Problem to work on → Go through the data below line by line and count those containing the word "HAMBURG". Reply with the count only.

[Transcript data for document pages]
*-*-*

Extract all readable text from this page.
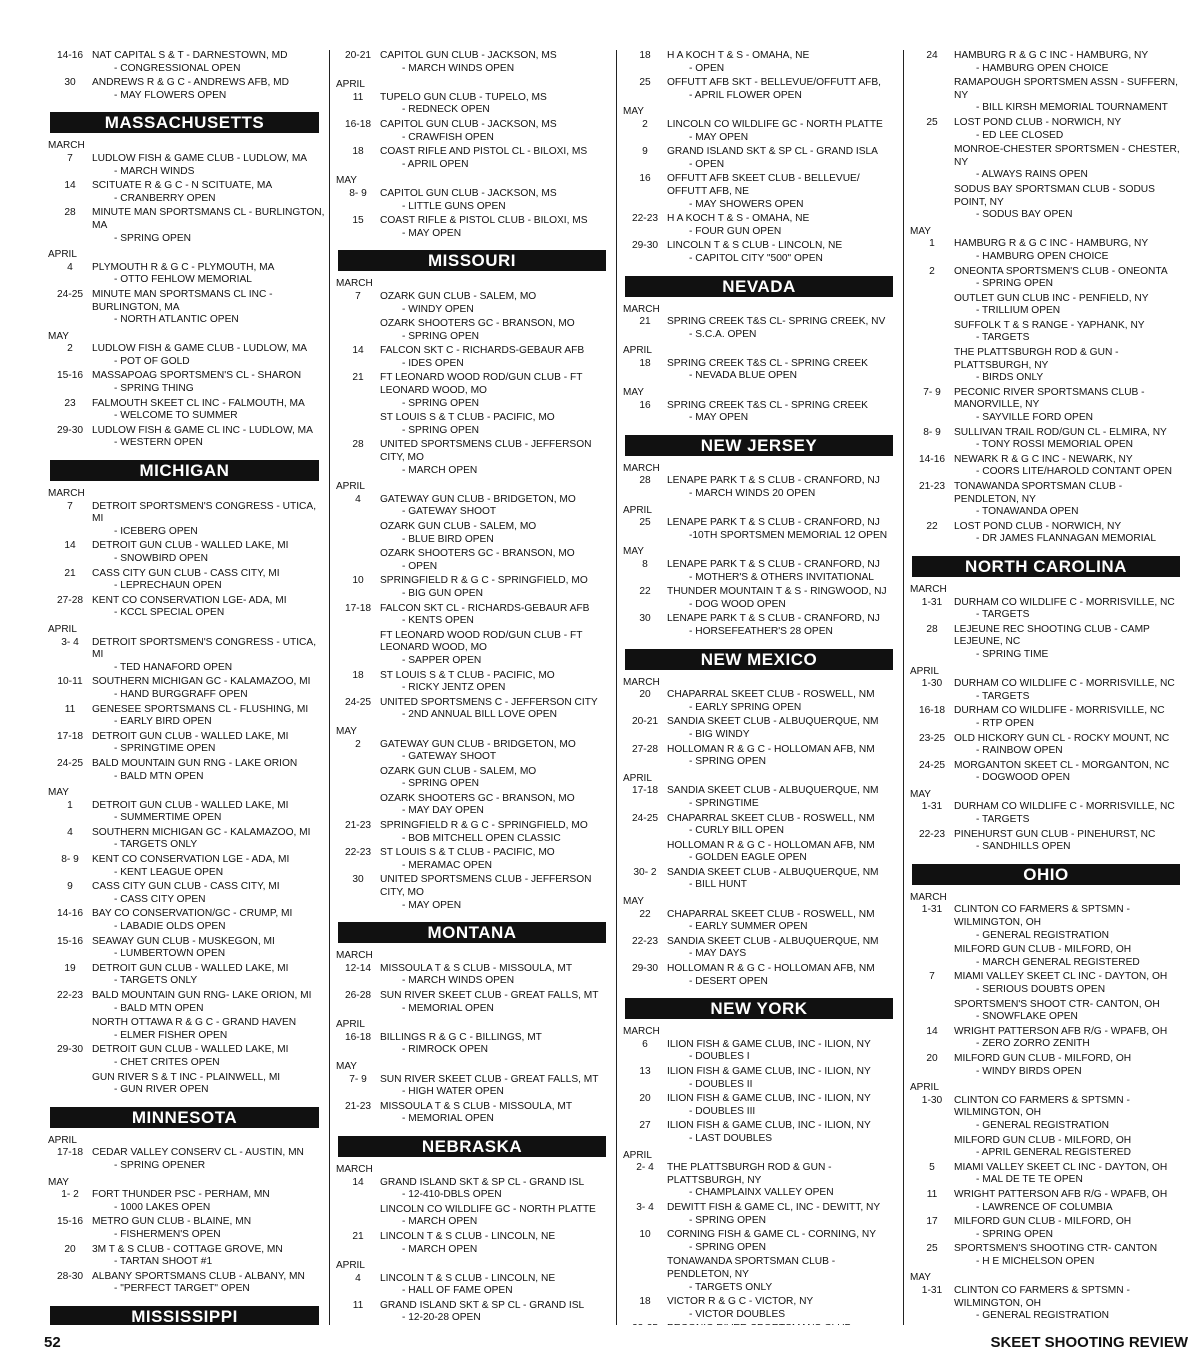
14-16 NAT CAPITAL S & T - DARNESTOWN, MD
- CONGRESSIONAL OPEN
30	ANDREWS R & G C - ANDREWS AFB, MD
- MAY FLOWERS OPEN
MASSACHUSETTS
MARCH
7	LUDLOW FISH & GAME CLUB - LUDLOW, MA
- MARCH WINDS
14	SCITUATE R & G C - N SCITUATE, MA
- CRANBERRY OPEN
28	MINUTE MAN SPORTSMANS CL - BURLINGTON, MA
- SPRING OPEN
APRIL
4	PLYMOUTH R & G C - PLYMOUTH, MA
- OTTO FEHLOW MEMORIAL
24-25 MINUTE MAN SPORTSMANS CL INC - BURLINGTON, MA
- NORTH ATLANTIC OPEN
MAY
2	LUDLOW FISH & GAME CLUB - LUDLOW, MA
- POT OF GOLD
15-16 MASSAPOAG SPORTSMEN'S CL - SHARON
- SPRING THING
23	FALMOUTH SKEET CL INC - FALMOUTH, MA
- WELCOME TO SUMMER
29-30 LUDLOW FISH & GAME CL INC - LUDLOW, MA
- WESTERN OPEN
MICHIGAN
MARCH
7	DETROIT SPORTSMEN'S CONGRESS - UTICA, MI
- ICEBERG OPEN
14	DETROIT GUN CLUB - WALLED LAKE, MI
- SNOWBIRD OPEN
21	CASS CITY GUN CLUB - CASS CITY, MI
- LEPRECHAUN OPEN
27-28 KENT CO CONSERVATION LGE- ADA, MI
- KCCL SPECIAL OPEN
APRIL
3- 4	DETROIT SPORTSMEN'S CONGRESS - UTICA, MI
- TED HANAFORD OPEN
10-11 SOUTHERN MICHIGAN GC - KALAMAZOO, MI
- HAND BURGGRAFF OPEN
11	GENESEE SPORTSMANS CL - FLUSHING, MI
- EARLY BIRD OPEN
17-18 DETROIT GUN CLUB - WALLED LAKE, MI
- SPRINGTIME OPEN
24-25 BALD MOUNTAIN GUN RNG - LAKE ORION
- BALD MTN OPEN
MAY
1	DETROIT GUN CLUB - WALLED LAKE, MI
- SUMMERTIME OPEN
4	SOUTHERN MICHIGAN GC - KALAMAZOO, MI
- TARGETS ONLY
8- 9	KENT CO CONSERVATION LGE - ADA, MI
- KENT LEAGUE OPEN
9	CASS CITY GUN CLUB - CASS CITY, MI
- CASS CITY OPEN
14-16 BAY CO CONSERVATION/GC - CRUMP, MI
- LABADIE OLDS OPEN
15-16 SEAWAY GUN CLUB - MUSKEGON, MI
- LUMBERTOWN OPEN
19	DETROIT GUN CLUB - WALLED LAKE, MI
- TARGETS ONLY
22-23 BALD MOUNTAIN GUN RNG- LAKE ORION, MI
- BALD MTN OPEN
NORTH OTTAWA R & G C - GRAND HAVEN
- ELMER FISHER OPEN
29-30 DETROIT GUN CLUB - WALLED LAKE, MI
- CHET CRITES OPEN
GUN RIVER S & T INC - PLAINWELL, MI
- GUN RIVER OPEN
MINNESOTA
APRIL
17-18 CEDAR VALLEY CONSERV CL - AUSTIN, MN
- SPRING OPENER
MAY
1- 2	FORT THUNDER PSC - PERHAM, MN
- 1000 LAKES OPEN
15-16 METRO GUN CLUB - BLAINE, MN
- FISHERMEN'S OPEN
20	3M T & S CLUB - COTTAGE GROVE, MN
- TARTAN SHOOT #1
28-30 ALBANY SPORTSMANS CLUB - ALBANY, MN
- "PERFECT TARGET" OPEN
MISSISSIPPI
20-21 CAPITOL GUN CLUB - JACKSON, MS
- MARCH WINDS OPEN
APRIL
11	TUPELO GUN CLUB - TUPELO, MS
- REDNECK OPEN
16-18 CAPITOL GUN CLUB - JACKSON, MS
- CRAWFISH OPEN
18	COAST RIFLE AND PISTOL CL - BILOXI, MS
- APRIL OPEN
MAY
8- 9	CAPITOL GUN CLUB - JACKSON, MS
- LITTLE GUNS OPEN
15	COAST RIFLE & PISTOL CLUB - BILOXI, MS
- MAY OPEN
MISSOURI
MARCH
7	OZARK GUN CLUB - SALEM, MO
- WINDY OPEN
OZARK SHOOTERS GC - BRANSON, MO
- SPRING OPEN
14	FALCON SKT C - RICHARDS-GEBAUR AFB
- IDES OPEN
21	FT LEONARD WOOD ROD/GUN CLUB - FT LEONARD WOOD, MO
- SPRING OPEN
ST LOUIS S & T CLUB - PACIFIC, MO
- SPRING OPEN
28	UNITED SPORTSMENS CLUB - JEFFERSON CITY, MO
- MARCH OPEN
APRIL
4	GATEWAY GUN CLUB - BRIDGETON, MO
- GATEWAY SHOOT
OZARK GUN CLUB - SALEM, MO
- BLUE BIRD OPEN
OZARK SHOOTERS GC - BRANSON, MO
- OPEN
10	SPRINGFIELD R & G C - SPRINGFIELD, MO
- BIG GUN OPEN
17-18 FALCON SKT CL - RICHARDS-GEBAUR AFB
- KENTS OPEN
FT LEONARD WOOD ROD/GUN CLUB - FT LEONARD WOOD, MO
- SAPPER OPEN
18	ST LOUIS S & T CLUB - PACIFIC, MO
- RICKY JENTZ OPEN
24-25 UNITED SPORTSMENS C - JEFFERSON CITY
- 2ND ANNUAL BILL LOVE OPEN
MAY
2	GATEWAY GUN CLUB - BRIDGETON, MO
- GATEWAY SHOOT
OZARK GUN CLUB - SALEM, MO
- SPRING OPEN
OZARK SHOOTERS GC - BRANSON, MO
- MAY DAY OPEN
21-23 SPRINGFIELD R & G C - SPRINGFIELD, MO
- BOB MITCHELL OPEN CLASSIC
22-23 ST LOUIS S & T CLUB - PACIFIC, MO
- MERAMAC OPEN
30	UNITED SPORTSMENS CLUB - JEFFERSON CITY, MO
- MAY OPEN
MONTANA
MARCH
12-14 MISSOULA T & S CLUB - MISSOULA, MT
- MARCH WINDS OPEN
26-28 SUN RIVER SKEET CLUB - GREAT FALLS, MT
- MEMORIAL OPEN
APRIL
16-18 BILLINGS R & G C - BILLINGS, MT
- RIMROCK OPEN
MAY
7- 9	SUN RIVER SKEET CLUB - GREAT FALLS, MT
- HIGH WATER OPEN
21-23 MISSOULA T & S CLUB - MISSOULA, MT
- MEMORIAL OPEN
NEBRASKA
MARCH
14	GRAND ISLAND SKT & SP CL - GRAND ISL
- 12-410-DBLS OPEN
LINCOLN CO WILDLIFE GC - NORTH PLATTE
- MARCH OPEN
21	LINCOLN T & S CLUB - LINCOLN, NE
- MARCH OPEN
APRIL
4	LINCOLN T & S CLUB - LINCOLN, NE
- HALL OF FAME OPEN
11	GRAND ISLAND SKT & SP CL - GRAND ISL
- 12-20-28 OPEN
18	H A KOCH T & S - OMAHA, NE
- OPEN
25	OFFUTT AFB SKT - BELLEVUE/OFFUTT AFB,
- APRIL FLOWER OPEN
MAY
2	LINCOLN CO WILDLIFE GC - NORTH PLATTE
- MAY OPEN
9	GRAND ISLAND SKT & SP CL - GRAND ISLA
- OPEN
16	OFFUTT AFB SKEET CLUB - BELLEVUE/ OFFUTT AFB, NE
- MAY SHOWERS OPEN
22-23 H A KOCH T & S - OMAHA, NE
- FOUR GUN OPEN
29-30 LINCOLN T & S CLUB - LINCOLN, NE
- CAPITOL CITY "500" OPEN
NEVADA
MARCH
21	SPRING CREEK T&S CL- SPRING CREEK, NV
- S.C.A. OPEN
APRIL
18	SPRING CREEK T&S CL - SPRING CREEK
- NEVADA BLUE OPEN
MAY
16	SPRING CREEK T&S CL - SPRING CREEK
- MAY OPEN
NEW JERSEY
MARCH
28	LENAPE PARK T & S CLUB - CRANFORD, NJ
- MARCH WINDS 20 OPEN
APRIL
25	LENAPE PARK T & S CLUB - CRANFORD, NJ
-10TH SPORTSMEN MEMORIAL 12 OPEN
MAY
8	LENAPE PARK T & S CLUB - CRANFORD, NJ
- MOTHER'S & OTHERS INVITATIONAL
22	THUNDER MOUNTAIN T & S - RINGWOOD, NJ
- DOG WOOD OPEN
30	LENAPE PARK T & S CLUB - CRANFORD, NJ
- HORSEFEATHER'S 28 OPEN
NEW MEXICO
MARCH
20	CHAPARRAL SKEET CLUB - ROSWELL, NM
- EARLY SPRING OPEN
20-21 SANDIA SKEET CLUB - ALBUQUERQUE, NM
- BIG WINDY
27-28 HOLLOMAN R & G C - HOLLOMAN AFB, NM
- SPRING OPEN
APRIL
17-18 SANDIA SKEET CLUB - ALBUQUERQUE, NM
- SPRINGTIME
24-25 CHAPARRAL SKEET CLUB - ROSWELL, NM
- CURLY BILL OPEN
HOLLOMAN R & G C - HOLLOMAN AFB, NM
- GOLDEN EAGLE OPEN
30- 2	SANDIA SKEET CLUB - ALBUQUERQUE, NM
- BILL HUNT
MAY
22	CHAPARRAL SKEET CLUB - ROSWELL, NM
- EARLY SUMMER OPEN
22-23 SANDIA SKEET CLUB - ALBUQUERQUE, NM
- MAY DAYS
29-30 HOLLOMAN R & G C - HOLLOMAN AFB, NM
- DESERT OPEN
NEW YORK
MARCH
6	ILION FISH & GAME CLUB, INC - ILION, NY
- DOUBLES I
13	ILION FISH & GAME CLUB, INC - ILION, NY
- DOUBLES II
20	ILION FISH & GAME CLUB, INC - ILION, NY
- DOUBLES III
27	ILION FISH & GAME CLUB, INC - ILION, NY
- LAST DOUBLES
APRIL
2- 4	THE PLATTSBURGH ROD & GUN - PLATTSBURGH, NY
- CHAMPLAINX VALLEY OPEN
3- 4	DEWITT FISH & GAME CL, INC - DEWITT, NY
- SPRING OPEN
10	CORNING FISH & GAME CL - CORNING, NY
- SPRING OPEN
TONAWANDA SPORTSMAN CLUB - PENDLETON, NY
- TARGETS ONLY
18	VICTOR R & G C - VICTOR, NY
- VICTOR DOUBLES
24	HAMBURG R & G C INC - HAMBURG, NY
- HAMBURG OPEN CHOICE
RAMAPOUGH SPORTSMEN ASSN - SUFFERN, NY
- BILL KIRSH MEMORIAL TOURNAMENT
25	LOST POND CLUB - NORWICH, NY
- ED LEE CLOSED
MONROE-CHESTER SPORTSMEN - CHESTER, NY
- ALWAYS RAINS OPEN
SODUS BAY SPORTSMAN CLUB - SODUS POINT, NY
- SODUS BAY OPEN
MAY
1	HAMBURG R & G C INC - HAMBURG, NY
- HAMBURG OPEN CHOICE
2	ONEONTA SPORTSMEN'S CLUB - ONEONTA
- SPRING OPEN
OUTLET GUN CLUB INC - PENFIELD, NY
- TRILLIUM OPEN
SUFFOLK T & S RANGE - YAPHANK, NY
- TARGETS
THE PLATTSBURGH ROD & GUN - PLATTSBURGH, NY
- BIRDS ONLY
7- 9	PECONIC RIVER SPORTSMANS CLUB - MANORVILLE, NY
- SAYVILLE FORD OPEN
8- 9	SULLIVAN TRAIL ROD/GUN CL - ELMIRA, NY
- TONY ROSSI MEMORIAL OPEN
14-16 NEWARK R & G C INC - NEWARK, NY
- COORS LITE/HAROLD CONTANT OPEN
21-23 TONAWANDA SPORTSMAN CLUB - PENDLETON, NY
- TONAWANDA OPEN
22	LOST POND CLUB - NORWICH, NY
- DR JAMES FLANNAGAN MEMORIAL
NORTH CAROLINA
MARCH
1-31	DURHAM CO WILDLIFE C - MORRISVILLE, NC
- TARGETS
28	LEJEUNE REC SHOOTING CLUB - CAMP LEJEUNE, NC
- SPRING TIME
APRIL
1-30	DURHAM CO WILDLIFE C - MORRISVILLE, NC
- TARGETS
16-18 DURHAM CO WILDLIFE - MORRISVILLE, NC
- RTP OPEN
23-25 OLD HICKORY GUN CL - ROCKY MOUNT, NC
- RAINBOW OPEN
24-25 MORGANTON SKEET CL - MORGANTON, NC
- DOGWOOD OPEN
MAY
1-31	DURHAM CO WILDLIFE C - MORRISVILLE, NC
- TARGETS
22-23 PINEHURST GUN CLUB - PINEHURST, NC
- SANDHILLS OPEN
OHIO
MARCH
1-31	CLINTON CO FARMERS & SPTSMN - WILMINGTON, OH
- GENERAL REGISTRATION
MILFORD GUN CLUB - MILFORD, OH
- MARCH GENERAL REGISTERED
7	MIAMI VALLEY SKEET CL INC - DAYTON, OH
- SERIOUS DOUBTS OPEN
SPORTSMEN'S SHOOT CTR- CANTON, OH
- SNOWFLAKE OPEN
14	WRIGHT PATTERSON AFB R/G - WPAFB, OH
- ZERO ZORRO ZENITH
20	MILFORD GUN CLUB - MILFORD, OH
- WINDY BIRDS OPEN
APRIL
1-30	CLINTON CO FARMERS & SPTSMN - WILMINGTON, OH
- GENERAL REGISTRATION
MILFORD GUN CLUB - MILFORD, OH
- APRIL GENERAL REGISTERED
5	MIAMI VALLEY SKEET CL INC - DAYTON, OH
- MAL DE TE TE OPEN
11	WRIGHT PATTERSON AFB R/G - WPAFB, OH
- LAWRENCE OF COLUMBIA
17	MILFORD GUN CLUB - MILFORD, OH
- SPRING OPEN
25	SPORTSMEN'S SHOOTING CTR- CANTON
- H E MICHELSON OPEN
MAY
1-31	CLINTON CO FARMERS & SPTSMN - WILMINGTON, OH
- GENERAL REGISTRATION
52	SKEET SHOOTING REVIEW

*-*-*

Response box → 4